AIM
Below are records. Copy every line with "stacked" in it.

|---|

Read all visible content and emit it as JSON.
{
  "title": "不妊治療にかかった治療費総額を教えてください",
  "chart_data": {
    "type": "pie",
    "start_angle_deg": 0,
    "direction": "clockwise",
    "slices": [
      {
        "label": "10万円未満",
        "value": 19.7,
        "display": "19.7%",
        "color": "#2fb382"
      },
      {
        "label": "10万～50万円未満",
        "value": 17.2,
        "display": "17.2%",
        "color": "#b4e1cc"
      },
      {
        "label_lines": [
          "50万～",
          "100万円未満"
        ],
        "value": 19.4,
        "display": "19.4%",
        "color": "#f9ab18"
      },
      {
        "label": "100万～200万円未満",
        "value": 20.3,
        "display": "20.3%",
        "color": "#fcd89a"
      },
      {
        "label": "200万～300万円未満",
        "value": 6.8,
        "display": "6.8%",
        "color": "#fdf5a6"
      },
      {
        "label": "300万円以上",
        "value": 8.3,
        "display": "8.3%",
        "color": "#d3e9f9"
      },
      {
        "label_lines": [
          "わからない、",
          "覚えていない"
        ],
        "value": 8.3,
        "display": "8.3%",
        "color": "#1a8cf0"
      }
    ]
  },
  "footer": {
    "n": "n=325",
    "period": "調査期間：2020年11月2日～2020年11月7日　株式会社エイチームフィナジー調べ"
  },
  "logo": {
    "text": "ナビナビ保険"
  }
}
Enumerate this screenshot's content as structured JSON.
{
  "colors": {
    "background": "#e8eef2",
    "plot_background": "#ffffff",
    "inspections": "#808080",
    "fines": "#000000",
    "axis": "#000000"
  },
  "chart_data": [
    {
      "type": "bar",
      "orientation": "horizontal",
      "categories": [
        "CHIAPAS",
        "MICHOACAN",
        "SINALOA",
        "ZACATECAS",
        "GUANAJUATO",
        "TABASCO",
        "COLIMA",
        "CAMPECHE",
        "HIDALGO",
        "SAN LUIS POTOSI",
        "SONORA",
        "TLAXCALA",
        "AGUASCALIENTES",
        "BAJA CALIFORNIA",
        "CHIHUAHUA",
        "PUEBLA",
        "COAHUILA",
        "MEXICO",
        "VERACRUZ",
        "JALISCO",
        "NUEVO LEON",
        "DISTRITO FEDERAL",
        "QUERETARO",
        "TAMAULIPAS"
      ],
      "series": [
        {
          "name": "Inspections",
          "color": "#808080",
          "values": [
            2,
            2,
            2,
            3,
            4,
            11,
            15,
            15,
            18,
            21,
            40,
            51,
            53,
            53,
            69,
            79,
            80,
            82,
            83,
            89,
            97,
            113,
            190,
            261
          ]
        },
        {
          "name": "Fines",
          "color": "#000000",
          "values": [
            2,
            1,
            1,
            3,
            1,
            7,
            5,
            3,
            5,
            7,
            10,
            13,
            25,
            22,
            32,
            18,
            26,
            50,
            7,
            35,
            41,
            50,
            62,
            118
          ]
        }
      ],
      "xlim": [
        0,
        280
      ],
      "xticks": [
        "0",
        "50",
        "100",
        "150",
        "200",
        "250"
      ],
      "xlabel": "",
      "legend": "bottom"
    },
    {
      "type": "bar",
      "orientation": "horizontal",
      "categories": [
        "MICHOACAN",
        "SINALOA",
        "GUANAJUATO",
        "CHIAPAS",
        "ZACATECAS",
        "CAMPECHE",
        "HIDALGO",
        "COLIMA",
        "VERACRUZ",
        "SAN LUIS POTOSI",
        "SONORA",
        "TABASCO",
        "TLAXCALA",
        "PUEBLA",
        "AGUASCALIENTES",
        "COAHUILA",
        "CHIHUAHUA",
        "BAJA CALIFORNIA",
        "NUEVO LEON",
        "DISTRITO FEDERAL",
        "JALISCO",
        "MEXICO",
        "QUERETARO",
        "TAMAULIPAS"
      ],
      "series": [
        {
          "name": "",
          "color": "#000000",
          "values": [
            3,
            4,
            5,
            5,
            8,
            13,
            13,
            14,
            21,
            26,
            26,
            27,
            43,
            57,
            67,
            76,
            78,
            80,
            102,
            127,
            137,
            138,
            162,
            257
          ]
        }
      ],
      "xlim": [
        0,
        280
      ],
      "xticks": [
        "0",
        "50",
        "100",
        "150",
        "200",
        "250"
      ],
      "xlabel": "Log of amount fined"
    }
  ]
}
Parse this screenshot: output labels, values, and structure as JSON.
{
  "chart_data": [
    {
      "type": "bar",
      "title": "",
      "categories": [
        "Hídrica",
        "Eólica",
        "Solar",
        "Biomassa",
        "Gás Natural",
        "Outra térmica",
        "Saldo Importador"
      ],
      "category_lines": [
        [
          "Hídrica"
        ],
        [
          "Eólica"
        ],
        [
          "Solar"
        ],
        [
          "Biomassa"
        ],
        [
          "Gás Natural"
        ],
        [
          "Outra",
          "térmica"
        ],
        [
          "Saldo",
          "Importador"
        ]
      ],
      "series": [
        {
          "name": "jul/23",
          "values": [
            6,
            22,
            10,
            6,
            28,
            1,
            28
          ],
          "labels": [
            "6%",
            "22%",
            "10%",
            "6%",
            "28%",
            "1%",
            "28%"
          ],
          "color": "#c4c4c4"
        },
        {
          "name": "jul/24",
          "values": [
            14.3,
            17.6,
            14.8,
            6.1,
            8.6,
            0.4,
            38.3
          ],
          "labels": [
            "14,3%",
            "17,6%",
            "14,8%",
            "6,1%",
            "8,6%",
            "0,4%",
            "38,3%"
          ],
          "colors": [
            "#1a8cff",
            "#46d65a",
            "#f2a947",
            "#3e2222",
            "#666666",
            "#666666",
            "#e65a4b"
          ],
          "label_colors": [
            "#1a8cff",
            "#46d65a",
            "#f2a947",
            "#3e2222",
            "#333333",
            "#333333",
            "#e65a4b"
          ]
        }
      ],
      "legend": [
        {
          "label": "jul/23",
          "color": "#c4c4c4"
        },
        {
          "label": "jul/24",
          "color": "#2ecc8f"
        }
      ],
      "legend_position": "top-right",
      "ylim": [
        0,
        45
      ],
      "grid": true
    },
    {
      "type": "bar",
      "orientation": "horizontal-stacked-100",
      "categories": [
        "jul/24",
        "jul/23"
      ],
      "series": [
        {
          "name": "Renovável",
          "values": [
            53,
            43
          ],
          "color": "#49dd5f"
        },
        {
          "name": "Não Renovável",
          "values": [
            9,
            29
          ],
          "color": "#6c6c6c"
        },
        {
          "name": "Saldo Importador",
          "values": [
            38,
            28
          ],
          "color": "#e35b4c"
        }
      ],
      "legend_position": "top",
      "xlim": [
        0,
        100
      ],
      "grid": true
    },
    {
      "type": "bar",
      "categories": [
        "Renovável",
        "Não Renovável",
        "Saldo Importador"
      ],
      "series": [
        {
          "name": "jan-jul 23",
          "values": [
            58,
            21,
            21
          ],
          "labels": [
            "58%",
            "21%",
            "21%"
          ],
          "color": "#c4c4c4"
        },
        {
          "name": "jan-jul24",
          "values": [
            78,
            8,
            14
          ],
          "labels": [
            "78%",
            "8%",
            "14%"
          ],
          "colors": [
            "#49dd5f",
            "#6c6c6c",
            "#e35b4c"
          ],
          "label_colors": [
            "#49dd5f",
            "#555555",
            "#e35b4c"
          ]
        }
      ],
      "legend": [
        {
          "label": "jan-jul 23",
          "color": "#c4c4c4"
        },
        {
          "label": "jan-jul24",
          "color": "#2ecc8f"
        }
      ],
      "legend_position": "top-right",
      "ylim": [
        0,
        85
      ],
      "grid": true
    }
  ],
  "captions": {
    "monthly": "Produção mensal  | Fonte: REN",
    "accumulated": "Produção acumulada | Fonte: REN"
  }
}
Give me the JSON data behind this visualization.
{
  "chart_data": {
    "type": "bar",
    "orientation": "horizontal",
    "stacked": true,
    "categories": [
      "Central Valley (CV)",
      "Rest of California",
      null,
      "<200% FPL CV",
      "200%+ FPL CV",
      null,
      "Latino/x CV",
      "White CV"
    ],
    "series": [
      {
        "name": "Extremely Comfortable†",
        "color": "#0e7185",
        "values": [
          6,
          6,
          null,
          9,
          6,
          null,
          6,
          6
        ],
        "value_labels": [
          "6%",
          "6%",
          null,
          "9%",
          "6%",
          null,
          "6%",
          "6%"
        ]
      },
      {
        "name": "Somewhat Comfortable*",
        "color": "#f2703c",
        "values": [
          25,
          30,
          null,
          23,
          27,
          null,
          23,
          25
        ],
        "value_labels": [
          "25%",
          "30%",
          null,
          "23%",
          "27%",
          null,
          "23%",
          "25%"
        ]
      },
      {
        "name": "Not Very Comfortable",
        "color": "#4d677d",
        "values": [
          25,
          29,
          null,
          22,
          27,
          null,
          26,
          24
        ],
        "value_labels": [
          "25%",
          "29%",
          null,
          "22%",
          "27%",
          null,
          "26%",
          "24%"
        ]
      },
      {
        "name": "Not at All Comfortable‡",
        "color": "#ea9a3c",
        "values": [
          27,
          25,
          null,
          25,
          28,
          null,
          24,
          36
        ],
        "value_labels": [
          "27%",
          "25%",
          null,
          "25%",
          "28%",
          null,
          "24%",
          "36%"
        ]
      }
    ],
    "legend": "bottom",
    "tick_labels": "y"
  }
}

|---|

CORRECT RESPONSE
      "orientation": "horizontal-stacked-100",
    "stacked": true,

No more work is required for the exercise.